**Data supplied**
+--

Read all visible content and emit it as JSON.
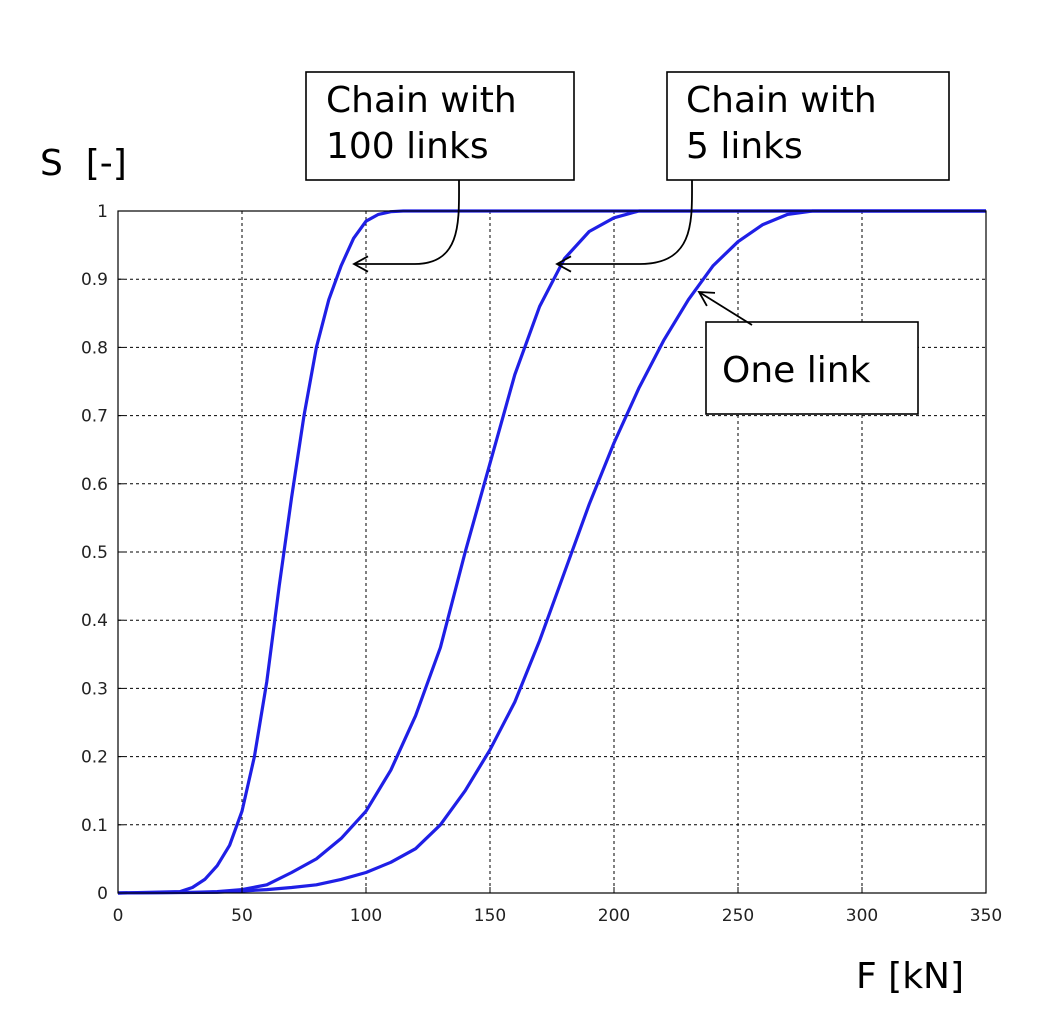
{
  "chart_data": {
    "type": "line",
    "xlabel": "F [kN]",
    "ylabel": "S  [-]",
    "xlim": [
      0,
      350
    ],
    "ylim": [
      0,
      1
    ],
    "x_ticks": [
      0,
      50,
      100,
      150,
      200,
      250,
      300,
      350
    ],
    "y_ticks": [
      0,
      0.1,
      0.2,
      0.3,
      0.4,
      0.5,
      0.6,
      0.7,
      0.8,
      0.9,
      1
    ],
    "grid": true,
    "line_color": "#1f1fe6",
    "series": [
      {
        "x": [
          0,
          25,
          30,
          35,
          40,
          45,
          50,
          55,
          60,
          65,
          70,
          75,
          80,
          85,
          90,
          95,
          100,
          105,
          110,
          115,
          120,
          350
        ],
        "y": [
          0,
          0.002,
          0.008,
          0.02,
          0.04,
          0.07,
          0.12,
          0.2,
          0.31,
          0.45,
          0.58,
          0.7,
          0.8,
          0.87,
          0.92,
          0.96,
          0.985,
          0.995,
          0.999,
          1,
          1,
          1
        ]
      },
      {
        "x": [
          0,
          30,
          40,
          50,
          60,
          70,
          80,
          90,
          100,
          110,
          120,
          130,
          140,
          150,
          160,
          170,
          180,
          190,
          200,
          210,
          220,
          350
        ],
        "y": [
          0,
          0.001,
          0.002,
          0.005,
          0.012,
          0.03,
          0.05,
          0.08,
          0.12,
          0.18,
          0.26,
          0.36,
          0.5,
          0.63,
          0.76,
          0.86,
          0.93,
          0.97,
          0.99,
          1,
          1,
          1
        ]
      },
      {
        "x": [
          0,
          40,
          50,
          60,
          70,
          80,
          90,
          100,
          110,
          120,
          130,
          140,
          150,
          160,
          170,
          180,
          190,
          200,
          210,
          220,
          230,
          240,
          250,
          260,
          270,
          280,
          290,
          350
        ],
        "y": [
          0,
          0.001,
          0.003,
          0.005,
          0.008,
          0.012,
          0.02,
          0.03,
          0.045,
          0.065,
          0.1,
          0.15,
          0.21,
          0.28,
          0.37,
          0.47,
          0.57,
          0.66,
          0.74,
          0.81,
          0.87,
          0.92,
          0.955,
          0.98,
          0.995,
          1,
          1,
          1
        ]
      }
    ],
    "annotations": [
      {
        "text": [
          "Chain with",
          "100 links"
        ]
      },
      {
        "text": [
          "Chain with",
          "5 links"
        ]
      },
      {
        "text": [
          "One link"
        ]
      }
    ]
  }
}
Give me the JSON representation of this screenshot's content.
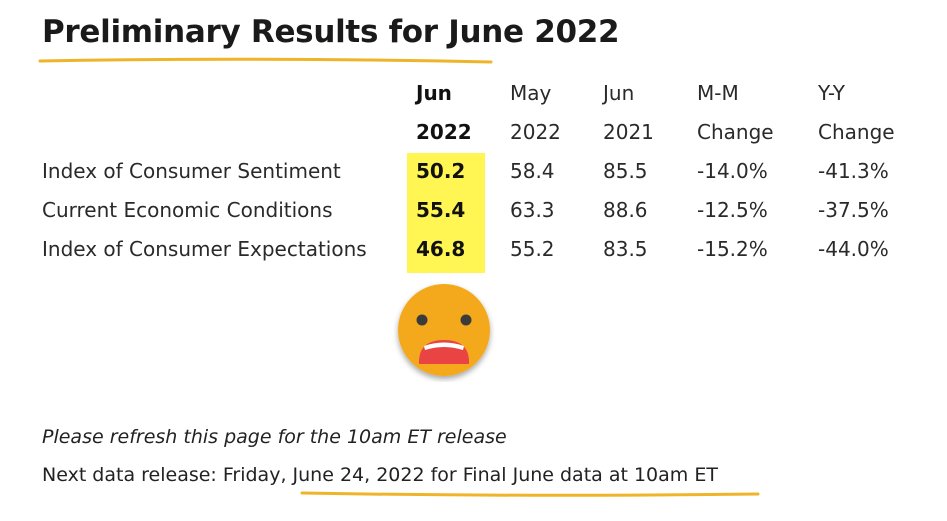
{
  "title": "Preliminary Results for June 2022",
  "accent_color": "#f0b429",
  "highlight_color": "#fff653",
  "table": {
    "headers": [
      {
        "line1": "Jun",
        "line2": "2022"
      },
      {
        "line1": "May",
        "line2": "2022"
      },
      {
        "line1": "Jun",
        "line2": "2021"
      },
      {
        "line1": "M-M",
        "line2": "Change"
      },
      {
        "line1": "Y-Y",
        "line2": "Change"
      }
    ],
    "rows": [
      {
        "label": "Index of Consumer Sentiment",
        "values": [
          "50.2",
          "58.4",
          "85.5",
          "-14.0%",
          "-41.3%"
        ]
      },
      {
        "label": "Current Economic Conditions",
        "values": [
          "55.4",
          "63.3",
          "88.6",
          "-12.5%",
          "-37.5%"
        ]
      },
      {
        "label": "Index of Consumer Expectations",
        "values": [
          "46.8",
          "55.2",
          "83.5",
          "-15.2%",
          "-44.0%"
        ]
      }
    ]
  },
  "emoji_icon": "shocked-face-icon",
  "note": "Please refresh this page for the 10am ET release",
  "next_release": "Next data release: Friday, June 24, 2022 for Final June data at 10am ET"
}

+--

**Request**
Write out exactly, and nothing more than, the lines of the entries above from the line containing "Give me the" through the final line; omit any pictures.

**Answer for the task**
Give me the JSON representation of this screenshot's content.
{
  "title": "Preliminary Results for June 2022",
  "accent_color": "#f0b429",
  "highlight_color": "#fff653",
  "table": {
    "headers": [
      {
        "line1": "Jun",
        "line2": "2022"
      },
      {
        "line1": "May",
        "line2": "2022"
      },
      {
        "line1": "Jun",
        "line2": "2021"
      },
      {
        "line1": "M-M",
        "line2": "Change"
      },
      {
        "line1": "Y-Y",
        "line2": "Change"
      }
    ],
    "rows": [
      {
        "label": "Index of Consumer Sentiment",
        "values": [
          "50.2",
          "58.4",
          "85.5",
          "-14.0%",
          "-41.3%"
        ]
      },
      {
        "label": "Current Economic Conditions",
        "values": [
          "55.4",
          "63.3",
          "88.6",
          "-12.5%",
          "-37.5%"
        ]
      },
      {
        "label": "Index of Consumer Expectations",
        "values": [
          "46.8",
          "55.2",
          "83.5",
          "-15.2%",
          "-44.0%"
        ]
      }
    ]
  },
  "emoji_icon": "shocked-face-icon",
  "note": "Please refresh this page for the 10am ET release",
  "next_release": "Next data release: Friday, June 24, 2022 for Final June data at 10am ET"
}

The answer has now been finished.